WHAT IS REQUIRED: Your task is to give the data again, exactly, with every line intact.

▶

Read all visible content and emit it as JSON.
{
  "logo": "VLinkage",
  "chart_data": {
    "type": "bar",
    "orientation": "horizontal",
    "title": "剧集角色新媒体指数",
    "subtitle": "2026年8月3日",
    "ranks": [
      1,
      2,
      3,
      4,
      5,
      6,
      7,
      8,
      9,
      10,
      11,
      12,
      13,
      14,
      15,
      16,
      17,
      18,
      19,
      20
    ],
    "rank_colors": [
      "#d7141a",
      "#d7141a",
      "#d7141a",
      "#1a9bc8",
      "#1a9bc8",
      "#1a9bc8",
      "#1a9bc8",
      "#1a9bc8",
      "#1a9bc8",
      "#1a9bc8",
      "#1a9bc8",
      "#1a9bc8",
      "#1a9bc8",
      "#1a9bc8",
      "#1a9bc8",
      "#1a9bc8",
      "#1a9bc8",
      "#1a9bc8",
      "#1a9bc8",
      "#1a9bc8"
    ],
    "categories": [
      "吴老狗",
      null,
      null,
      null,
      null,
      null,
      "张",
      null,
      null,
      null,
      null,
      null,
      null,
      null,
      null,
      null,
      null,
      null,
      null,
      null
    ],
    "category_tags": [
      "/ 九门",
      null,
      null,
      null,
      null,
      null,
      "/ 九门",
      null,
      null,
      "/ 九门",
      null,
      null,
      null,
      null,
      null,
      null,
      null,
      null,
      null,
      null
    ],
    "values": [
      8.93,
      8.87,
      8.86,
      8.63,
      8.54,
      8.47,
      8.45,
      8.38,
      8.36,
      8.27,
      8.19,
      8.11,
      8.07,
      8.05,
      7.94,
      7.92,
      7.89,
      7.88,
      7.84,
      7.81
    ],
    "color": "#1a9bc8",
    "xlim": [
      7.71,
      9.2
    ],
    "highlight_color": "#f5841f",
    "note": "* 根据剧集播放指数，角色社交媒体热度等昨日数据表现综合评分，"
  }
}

◀

FULL OUTPUT:
Read all visible content and emit it as JSON.
{
  "logo": "VLinkage",
  "chart_data": {
    "type": "bar",
    "orientation": "horizontal",
    "title": "剧集角色新媒体指数",
    "subtitle": "2026年8月3日",
    "ranks": [
      1,
      2,
      3,
      4,
      5,
      6,
      7,
      8,
      9,
      10,
      11,
      12,
      13,
      14,
      15,
      16,
      17,
      18,
      19,
      20
    ],
    "rank_colors": [
      "#d7141a",
      "#d7141a",
      "#d7141a",
      "#1a9bc8",
      "#1a9bc8",
      "#1a9bc8",
      "#1a9bc8",
      "#1a9bc8",
      "#1a9bc8",
      "#1a9bc8",
      "#1a9bc8",
      "#1a9bc8",
      "#1a9bc8",
      "#1a9bc8",
      "#1a9bc8",
      "#1a9bc8",
      "#1a9bc8",
      "#1a9bc8",
      "#1a9bc8",
      "#1a9bc8"
    ],
    "categories": [
      "吴老狗",
      null,
      null,
      null,
      null,
      null,
      "张",
      null,
      null,
      null,
      null,
      null,
      null,
      null,
      null,
      null,
      null,
      null,
      null,
      null
    ],
    "category_tags": [
      "/ 九门",
      null,
      null,
      null,
      null,
      null,
      "/ 九门",
      null,
      null,
      "/ 九门",
      null,
      null,
      null,
      null,
      null,
      null,
      null,
      null,
      null,
      null
    ],
    "values": [
      8.93,
      8.87,
      8.86,
      8.63,
      8.54,
      8.47,
      8.45,
      8.38,
      8.36,
      8.27,
      8.19,
      8.11,
      8.07,
      8.05,
      7.94,
      7.92,
      7.89,
      7.88,
      7.84,
      7.81
    ],
    "color": "#1a9bc8",
    "xlim": [
      7.71,
      9.2
    ],
    "highlight_color": "#f5841f",
    "note": "* 根据剧集播放指数，角色社交媒体热度等昨日数据表现综合评分，"
  }
}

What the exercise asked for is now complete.